WHAT THE TASK REQUIRES: Return all entries word for word, but drop any images.
═══ RECORDED INFORMATION
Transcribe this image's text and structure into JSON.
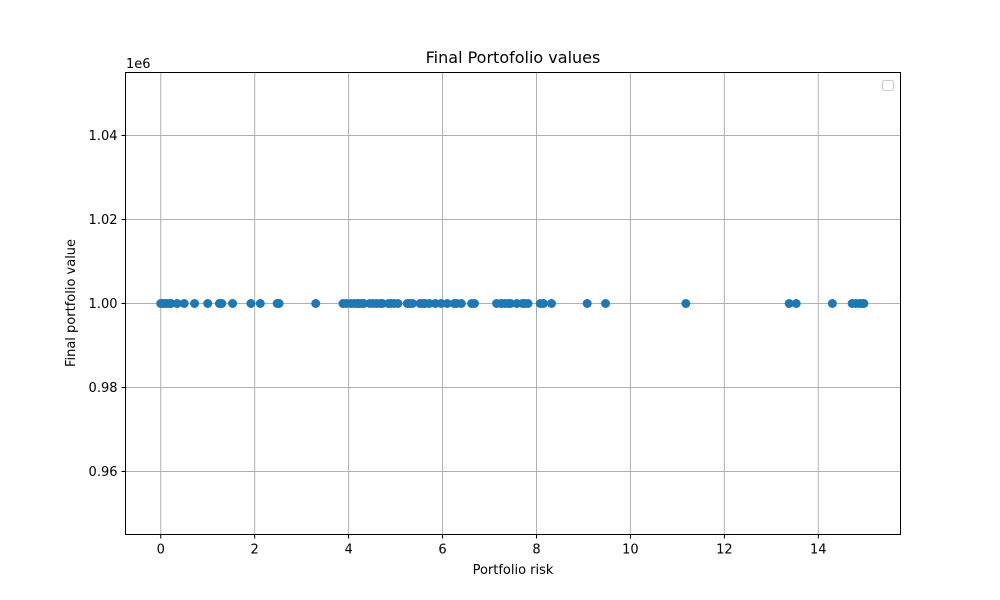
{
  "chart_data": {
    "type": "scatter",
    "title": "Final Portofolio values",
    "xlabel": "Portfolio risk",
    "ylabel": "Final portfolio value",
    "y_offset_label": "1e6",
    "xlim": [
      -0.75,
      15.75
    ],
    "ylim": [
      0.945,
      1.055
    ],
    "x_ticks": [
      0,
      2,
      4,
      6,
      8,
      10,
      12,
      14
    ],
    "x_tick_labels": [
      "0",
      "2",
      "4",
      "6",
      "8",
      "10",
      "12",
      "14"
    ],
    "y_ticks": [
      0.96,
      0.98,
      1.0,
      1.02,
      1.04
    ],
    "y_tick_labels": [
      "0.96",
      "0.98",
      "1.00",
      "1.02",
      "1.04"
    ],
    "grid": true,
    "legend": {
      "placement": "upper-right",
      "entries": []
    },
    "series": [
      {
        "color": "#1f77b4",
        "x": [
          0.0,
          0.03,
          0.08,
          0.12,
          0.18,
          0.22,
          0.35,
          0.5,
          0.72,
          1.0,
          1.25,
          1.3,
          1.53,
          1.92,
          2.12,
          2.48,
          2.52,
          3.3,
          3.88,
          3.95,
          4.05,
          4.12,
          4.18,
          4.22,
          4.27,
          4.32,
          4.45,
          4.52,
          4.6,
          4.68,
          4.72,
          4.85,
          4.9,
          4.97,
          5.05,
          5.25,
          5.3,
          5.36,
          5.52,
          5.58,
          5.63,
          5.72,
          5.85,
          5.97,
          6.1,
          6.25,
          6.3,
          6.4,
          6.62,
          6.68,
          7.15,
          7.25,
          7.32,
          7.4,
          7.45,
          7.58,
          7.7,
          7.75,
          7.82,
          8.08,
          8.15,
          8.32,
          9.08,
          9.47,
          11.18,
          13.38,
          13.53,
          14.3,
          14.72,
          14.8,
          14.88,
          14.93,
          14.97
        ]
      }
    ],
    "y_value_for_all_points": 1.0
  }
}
══════
SOLUTION FOR THIS TASK:
Transcribe this image's text and structure into JSON.
{
  "chart_data": {
    "type": "scatter",
    "title": "Final Portofolio values",
    "xlabel": "Portfolio risk",
    "ylabel": "Final portfolio value",
    "y_offset_label": "1e6",
    "xlim": [
      -0.75,
      15.75
    ],
    "ylim": [
      0.945,
      1.055
    ],
    "x_ticks": [
      0,
      2,
      4,
      6,
      8,
      10,
      12,
      14
    ],
    "x_tick_labels": [
      "0",
      "2",
      "4",
      "6",
      "8",
      "10",
      "12",
      "14"
    ],
    "y_ticks": [
      0.96,
      0.98,
      1.0,
      1.02,
      1.04
    ],
    "y_tick_labels": [
      "0.96",
      "0.98",
      "1.00",
      "1.02",
      "1.04"
    ],
    "grid": true,
    "legend": {
      "placement": "upper-right",
      "entries": []
    },
    "series": [
      {
        "color": "#1f77b4",
        "x": [
          0.0,
          0.03,
          0.08,
          0.12,
          0.18,
          0.22,
          0.35,
          0.5,
          0.72,
          1.0,
          1.25,
          1.3,
          1.53,
          1.92,
          2.12,
          2.48,
          2.52,
          3.3,
          3.88,
          3.95,
          4.05,
          4.12,
          4.18,
          4.22,
          4.27,
          4.32,
          4.45,
          4.52,
          4.6,
          4.68,
          4.72,
          4.85,
          4.9,
          4.97,
          5.05,
          5.25,
          5.3,
          5.36,
          5.52,
          5.58,
          5.63,
          5.72,
          5.85,
          5.97,
          6.1,
          6.25,
          6.3,
          6.4,
          6.62,
          6.68,
          7.15,
          7.25,
          7.32,
          7.4,
          7.45,
          7.58,
          7.7,
          7.75,
          7.82,
          8.08,
          8.15,
          8.32,
          9.08,
          9.47,
          11.18,
          13.38,
          13.53,
          14.3,
          14.72,
          14.8,
          14.88,
          14.93,
          14.97
        ]
      }
    ],
    "y_value_for_all_points": 1.0
  }
}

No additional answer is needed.